Extracted records
↓↓↓

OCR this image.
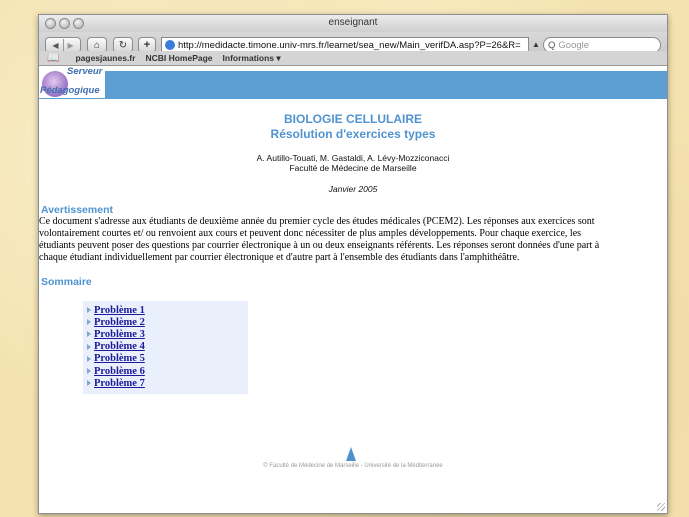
enseignant
◀ ▶ ⌂ ↻ +	http://medidacte.timone.univ-mrs.fr/learnet/sea_new/Main_verifDA.asp?P=26&R= ▲ Q Google
📖 pagesjaunes.fr NCBI HomePage Informations ▾
Serveur
Pédagogique
BIOLOGIE CELLULAIRE
Résolution d'exercices types
A. Autillo-Touati, M. Gastaldi, A. Lévy-Mozziconacci
Faculté de Médecine de Marseille
Janvier 2005
Avertissement
Ce document s'adresse aux étudiants de deuxième année du premier cycle des études médicales (PCEM2). Les réponses aux exercices sont
volontairement courtes et/ ou renvoient aux cours et peuvent donc nécessiter de plus amples développements. Pour chaque exercice, les
étudiants peuvent poser des questions par courrier électronique à un ou deux enseignants référents. Les réponses seront données d'une part à
chaque étudiant individuellement par courrier électronique et d'autre part à l'ensemble des étudiants dans l'amphithéâtre.
Sommaire
Problème 1
Problème 2
Problème 3
Problème 4
Problème 5
Problème 6
Problème 7
© Faculté de Médecine de Marseille - Université de la Méditerranée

↑↑↑

◆ **YOUR INSTRUCTIONS**
Pull every line containing the word "Problème" out of the material.

◆ **OUTPUT OF THE EXERCISE**
Problème 1
Problème 2
Problème 3
Problème 4
Problème 5
Problème 6
Problème 7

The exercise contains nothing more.